**Exercise requirements**
Gather each line containing the string "emergency" from these entries.

**Extracted data**
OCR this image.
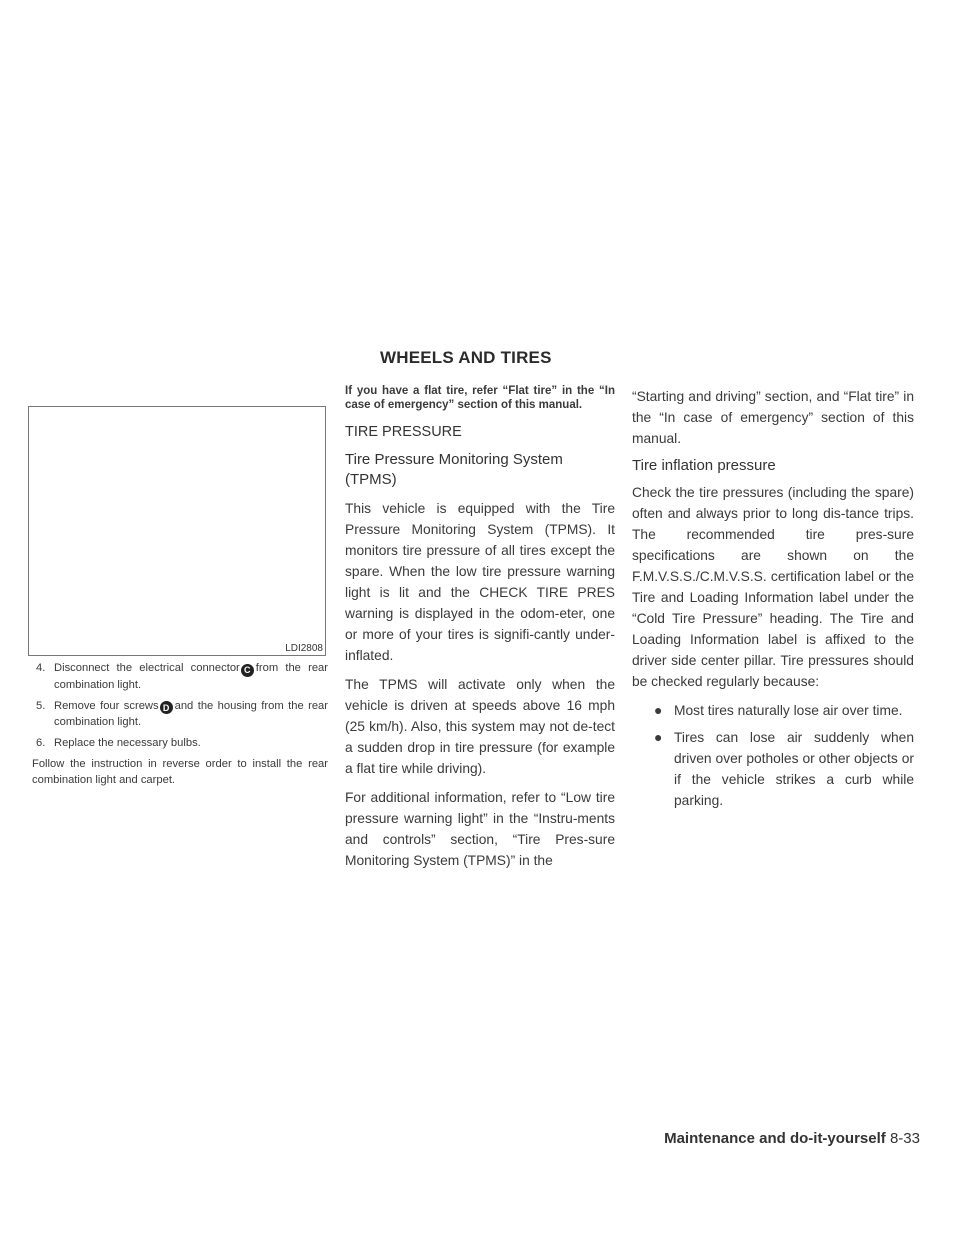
WHEELS AND TIRES
LDI2808
4. Disconnect the electrical connector C from the rear combination light.
5. Remove four screws D and the housing from the rear combination light.
6. Replace the necessary bulbs.

Follow the instruction in reverse order to install the rear combination light and carpet.

If you have a flat tire, refer “Flat tire” in the “In case of emergency” section of this manual.

TIRE PRESSURE
Tire Pressure Monitoring System (TPMS)

This vehicle is equipped with the Tire Pressure Monitoring System (TPMS). It monitors tire pressure of all tires except the spare. When the low tire pressure warning light is lit and the CHECK TIRE PRES warning is displayed in the odom-eter, one or more of your tires is signifi-cantly under-inflated.

The TPMS will activate only when the vehicle is driven at speeds above 16 mph (25 km/h). Also, this system may not de-tect a sudden drop in tire pressure (for example a flat tire while driving).

For additional information, refer to “Low tire pressure warning light” in the “Instru-ments and controls” section, “Tire Pres-sure Monitoring System (TPMS)” in the

“Starting and driving” section, and “Flat tire” in the “In case of emergency” section of this manual.

Tire inflation pressure

Check the tire pressures (including the spare) often and always prior to long dis-tance trips. The recommended tire pres-sure specifications are shown on the F.M.V.S.S./C.M.V.S.S. certification label or the Tire and Loading Information label under the “Cold Tire Pressure” heading. The Tire and Loading Information label is affixed to the driver side center pillar. Tire pressures should be checked regularly because:

● Most tires naturally lose air over time.
● Tires can lose air suddenly when driven over potholes or other objects or if the vehicle strikes a curb while parking.
Maintenance and do-it-yourself 8-33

**Result**
If you have a flat tire, refer “Flat tire” in the “In case of emergency” section of this manual.
“Starting and driving” section, and “Flat tire” in the “In case of emergency” section of this manual.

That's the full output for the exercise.